*The problem*
Work out how many lines hold "following". Give the number and nothing else.

*Data excerpts*
####################

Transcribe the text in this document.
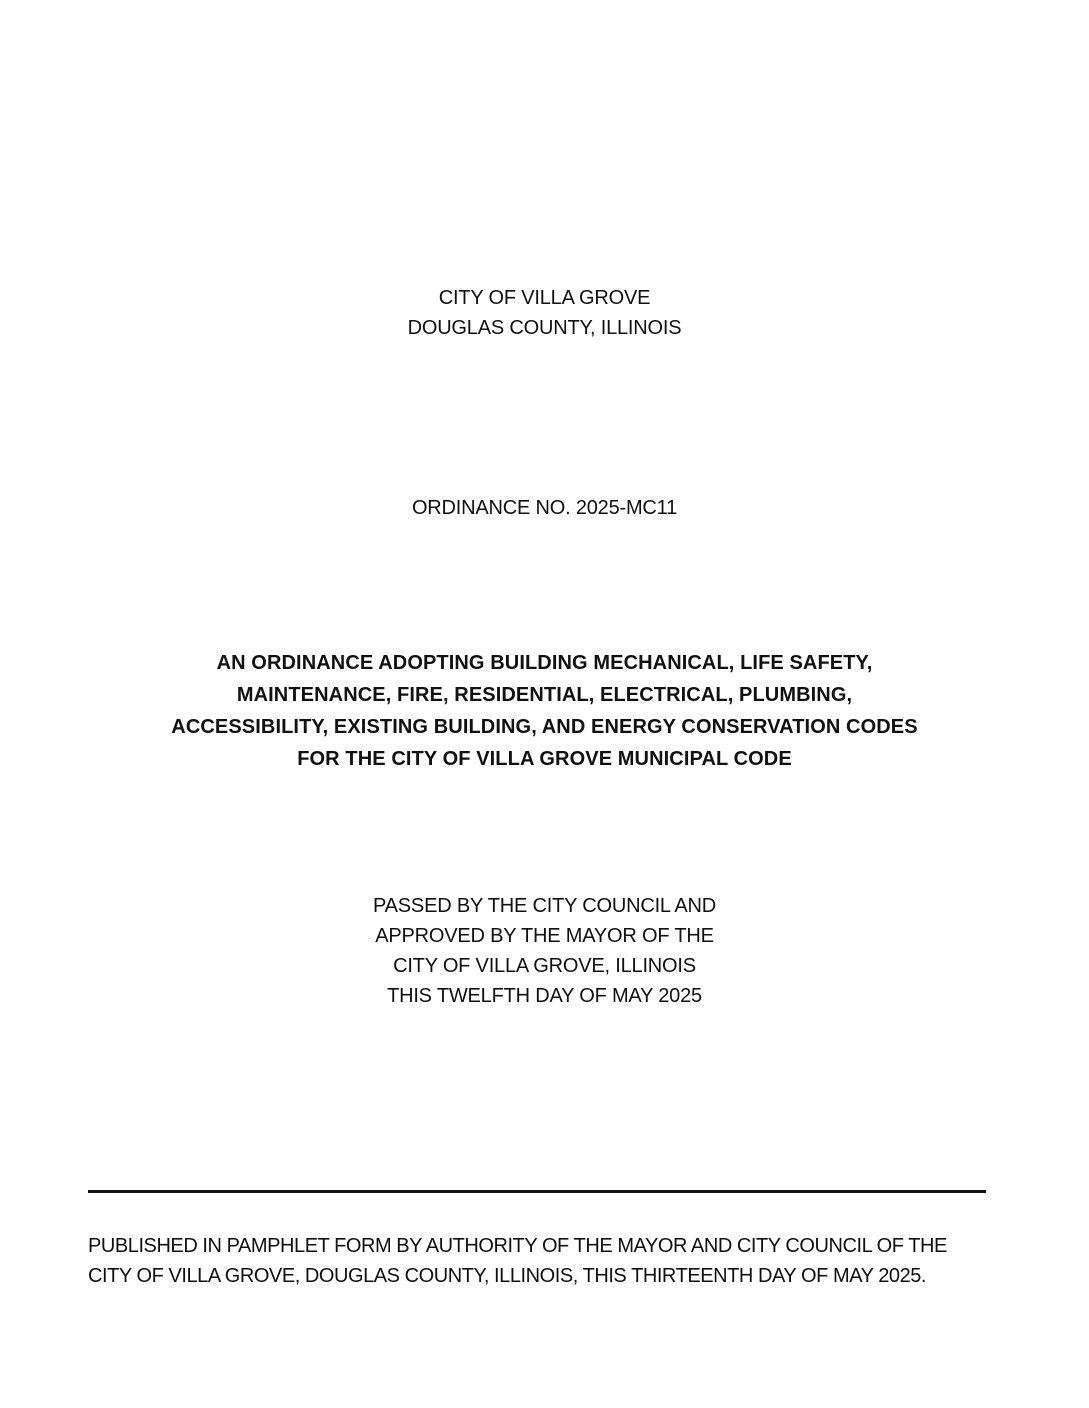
CITY OF VILLA GROVE
DOUGLAS COUNTY, ILLINOIS
ORDINANCE NO. 2025-MC11
AN ORDINANCE ADOPTING BUILDING MECHANICAL, LIFE SAFETY,
MAINTENANCE, FIRE, RESIDENTIAL, ELECTRICAL, PLUMBING,
ACCESSIBILITY, EXISTING BUILDING, AND ENERGY CONSERVATION CODES
FOR THE CITY OF VILLA GROVE MUNICIPAL CODE
PASSED BY THE CITY COUNCIL AND
APPROVED BY THE MAYOR OF THE
CITY OF VILLA GROVE, ILLINOIS
THIS TWELFTH DAY OF MAY 2025
PUBLISHED IN PAMPHLET FORM BY AUTHORITY OF THE MAYOR AND CITY COUNCIL OF THE
CITY OF VILLA GROVE, DOUGLAS COUNTY, ILLINOIS, THIS THIRTEENTH DAY OF MAY 2025.
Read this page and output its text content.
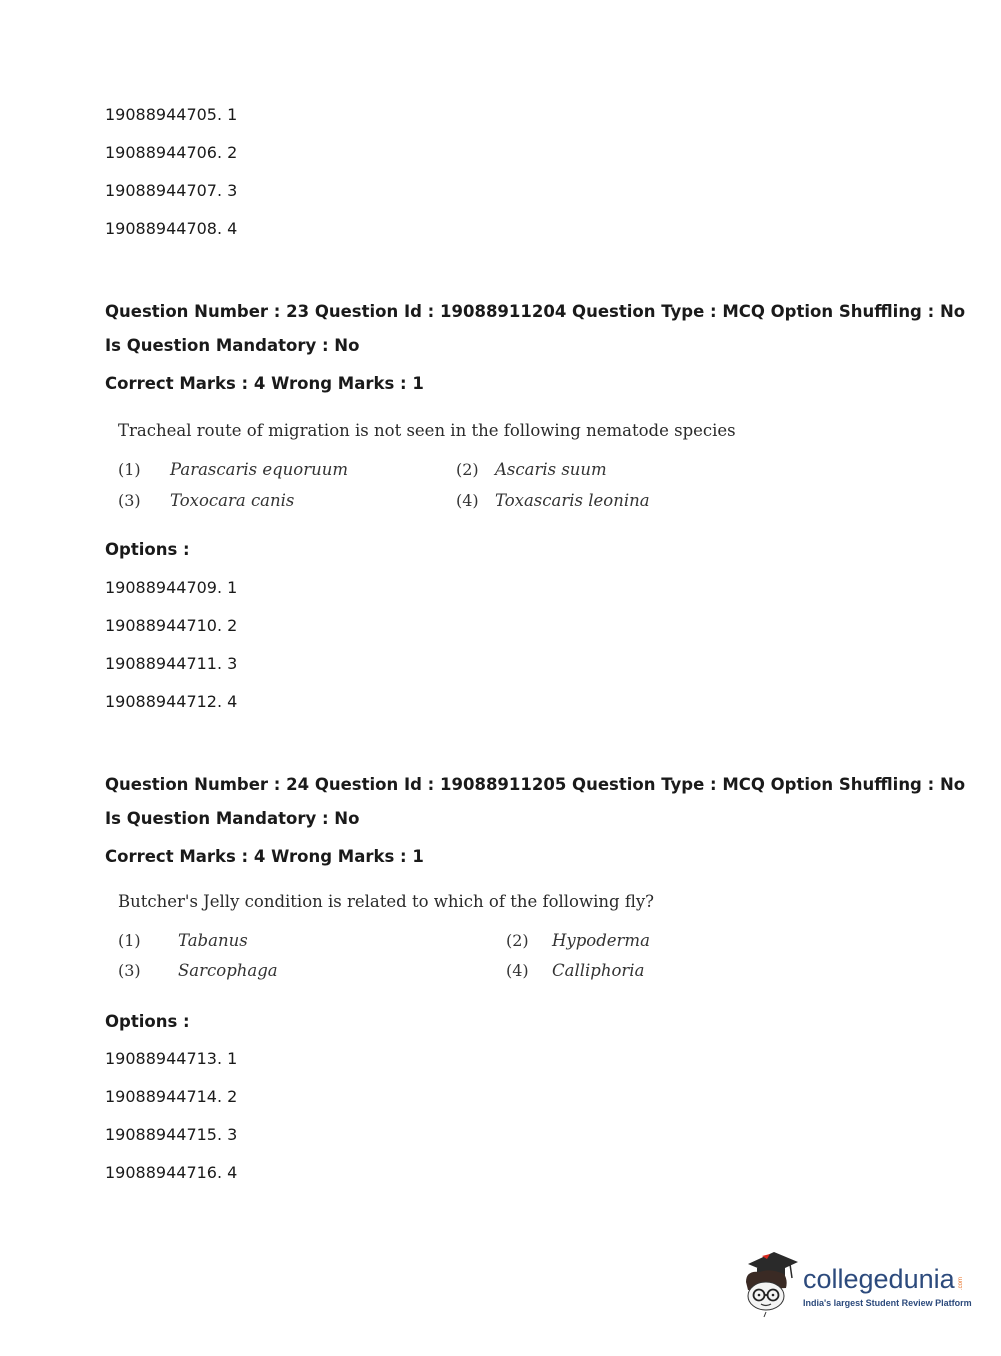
19088944705. 1
19088944706. 2
19088944707. 3
19088944708. 4
Question Number : 23 Question Id : 19088911204 Question Type : MCQ Option Shuffling : No
Is Question Mandatory : No
Correct Marks : 4 Wrong Marks : 1
Tracheal route of migration is not seen in the following nematode species
(1) Parascaris equoruum	(2) Ascaris suum
(3) Toxocara canis	(4) Toxascaris leonina
Options :
19088944709. 1
19088944710. 2
19088944711. 3
19088944712. 4
Question Number : 24 Question Id : 19088911205 Question Type : MCQ Option Shuffling : No
Is Question Mandatory : No
Correct Marks : 4 Wrong Marks : 1
Butcher's Jelly condition is related to which of the following fly?
(1) Tabanus	(2) Hypoderma
(3) Sarcophaga	(4) Calliphoria
Options :
19088944713. 1
19088944714. 2
19088944715. 3
19088944716. 4
collegedunia .com
India's largest Student Review Platform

####################

*Answer below*
2